What you should do = Give back the records below exactly, every one, with no pictures.

******************************

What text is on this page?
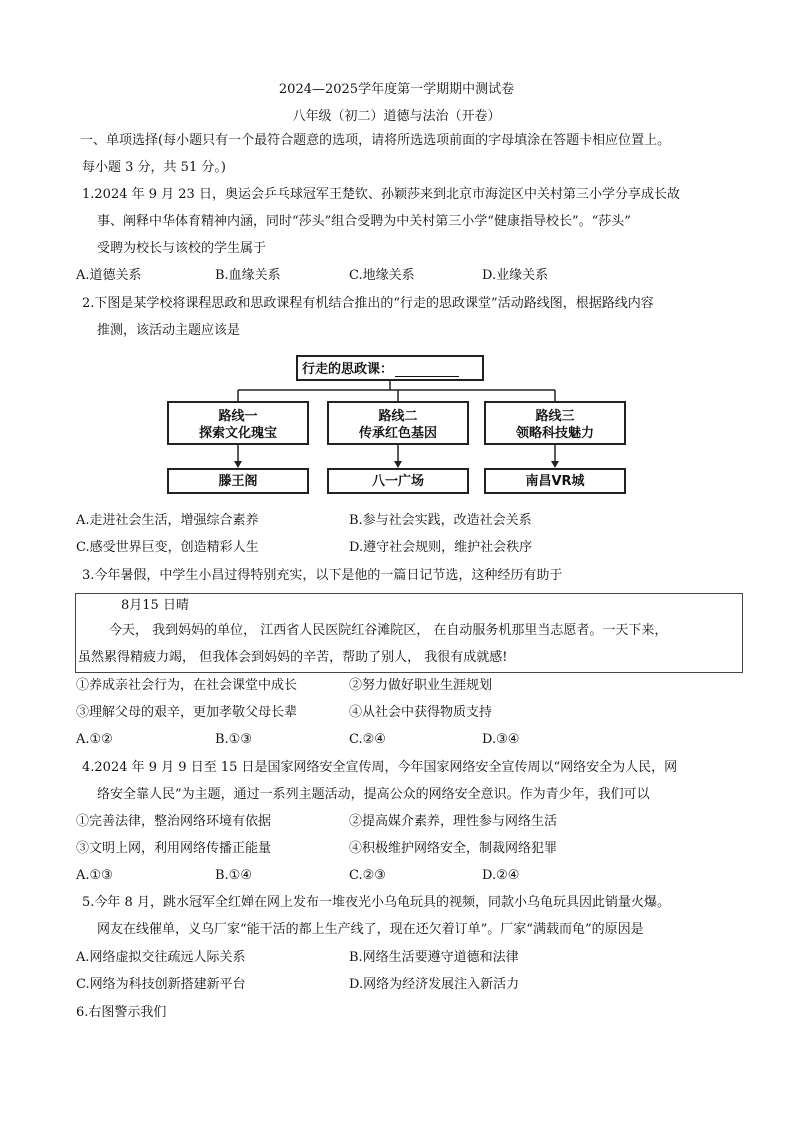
2024—2025学年度第一学期期中测试卷
八年级（初二）道德与法治（开卷）
一、单项选择(每小题只有一个最符合题意的选项，请将所选选项前面的字母填涂在答题卡相应位置上。
每小题 3 分，共 51 分。)
1.2024 年 9 月 23 日，奥运会乒乓球冠军王楚钦、孙颖莎来到北京市海淀区中关村第三小学分享成长故
事、阐释中华体育精神内涵，同时“莎头”组合受聘为中关村第三小学“健康指导校长”。“莎头”
受聘为校长与该校的学生属于
A.道德关系	B.血缘关系	C.地缘关系	D.业缘关系
2.下图是某学校将课程思政和思政课程有机结合推出的“行走的思政课堂”活动路线图，根据路线内容
推测，该活动主题应该是
行走的思政课：
路线一
探索文化瑰宝
路线二
传承红色基因
路线三
领略科技魅力
滕王阁	八一广场	南昌VR城
A.走进社会生活，增强综合素养	B.参与社会实践，改造社会关系
C.感受世界巨变，创造精彩人生	D.遵守社会规则，维护社会秩序
3.今年暑假，中学生小昌过得特别充实，以下是他的一篇日记节选，这种经历有助于
8月15 日晴
今天， 我到妈妈的单位， 江西省人民医院红谷滩院区， 在自动服务机那里当志愿者。一天下来，
虽然累得精疲力竭， 但我体会到妈妈的辛苦，帮助了别人， 我很有成就感!
①养成亲社会行为，在社会课堂中成长	②努力做好职业生涯规划
③理解父母的艰辛，更加孝敬父母长辈	④从社会中获得物质支持
A.①②	B.①③	C.②④	D.③④
4.2024 年 9 月 9 日至 15 日是国家网络安全宣传周，今年国家网络安全宣传周以“网络安全为人民，网
络安全靠人民”为主题，通过一系列主题活动，提高公众的网络安全意识。作为青少年，我们可以
①完善法律，整治网络环境有依据	②提高媒介素养，理性参与网络生活
③文明上网，利用网络传播正能量	④积极维护网络安全，制裁网络犯罪
A.①③	B.①④	C.②③	D.②④
5.今年 8 月，跳水冠军全红婵在网上发布一堆夜光小乌龟玩具的视频，同款小乌龟玩具因此销量火爆。
网友在线催单，义乌厂家“能干活的都上生产线了，现在还欠着订单”。厂家“满载而龟”的原因是
A.网络虚拟交往疏远人际关系	B.网络生活要遵守道德和法律
C.网络为科技创新搭建新平台	D.网络为经济发展注入新活力
6.右图警示我们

******************************

Solution to this problem =
What text is on this page?
2024—2025学年度第一学期期中测试卷
八年级（初二）道德与法治（开卷）
一、单项选择(每小题只有一个最符合题意的选项，请将所选选项前面的字母填涂在答题卡相应位置上。
每小题 3 分，共 51 分。)
1.2024 年 9 月 23 日，奥运会乒乓球冠军王楚钦、孙颖莎来到北京市海淀区中关村第三小学分享成长故
事、阐释中华体育精神内涵，同时“莎头”组合受聘为中关村第三小学“健康指导校长”。“莎头”
受聘为校长与该校的学生属于
A.道德关系	B.血缘关系	C.地缘关系	D.业缘关系
2.下图是某学校将课程思政和思政课程有机结合推出的“行走的思政课堂”活动路线图，根据路线内容
推测，该活动主题应该是
行走的思政课：
路线一
探索文化瑰宝
路线二
传承红色基因
路线三
领略科技魅力
滕王阁	八一广场	南昌VR城
A.走进社会生活，增强综合素养	B.参与社会实践，改造社会关系
C.感受世界巨变，创造精彩人生	D.遵守社会规则，维护社会秩序
3.今年暑假，中学生小昌过得特别充实，以下是他的一篇日记节选，这种经历有助于
8月15 日晴
今天， 我到妈妈的单位， 江西省人民医院红谷滩院区， 在自动服务机那里当志愿者。一天下来，
虽然累得精疲力竭， 但我体会到妈妈的辛苦，帮助了别人， 我很有成就感!
①养成亲社会行为，在社会课堂中成长	②努力做好职业生涯规划
③理解父母的艰辛，更加孝敬父母长辈	④从社会中获得物质支持
A.①②	B.①③	C.②④	D.③④
4.2024 年 9 月 9 日至 15 日是国家网络安全宣传周，今年国家网络安全宣传周以“网络安全为人民，网
络安全靠人民”为主题，通过一系列主题活动，提高公众的网络安全意识。作为青少年，我们可以
①完善法律，整治网络环境有依据	②提高媒介素养，理性参与网络生活
③文明上网，利用网络传播正能量	④积极维护网络安全，制裁网络犯罪
A.①③	B.①④	C.②③	D.②④
5.今年 8 月，跳水冠军全红婵在网上发布一堆夜光小乌龟玩具的视频，同款小乌龟玩具因此销量火爆。
网友在线催单，义乌厂家“能干活的都上生产线了，现在还欠着订单”。厂家“满载而龟”的原因是
A.网络虚拟交往疏远人际关系	B.网络生活要遵守道德和法律
C.网络为科技创新搭建新平台	D.网络为经济发展注入新活力
6.右图警示我们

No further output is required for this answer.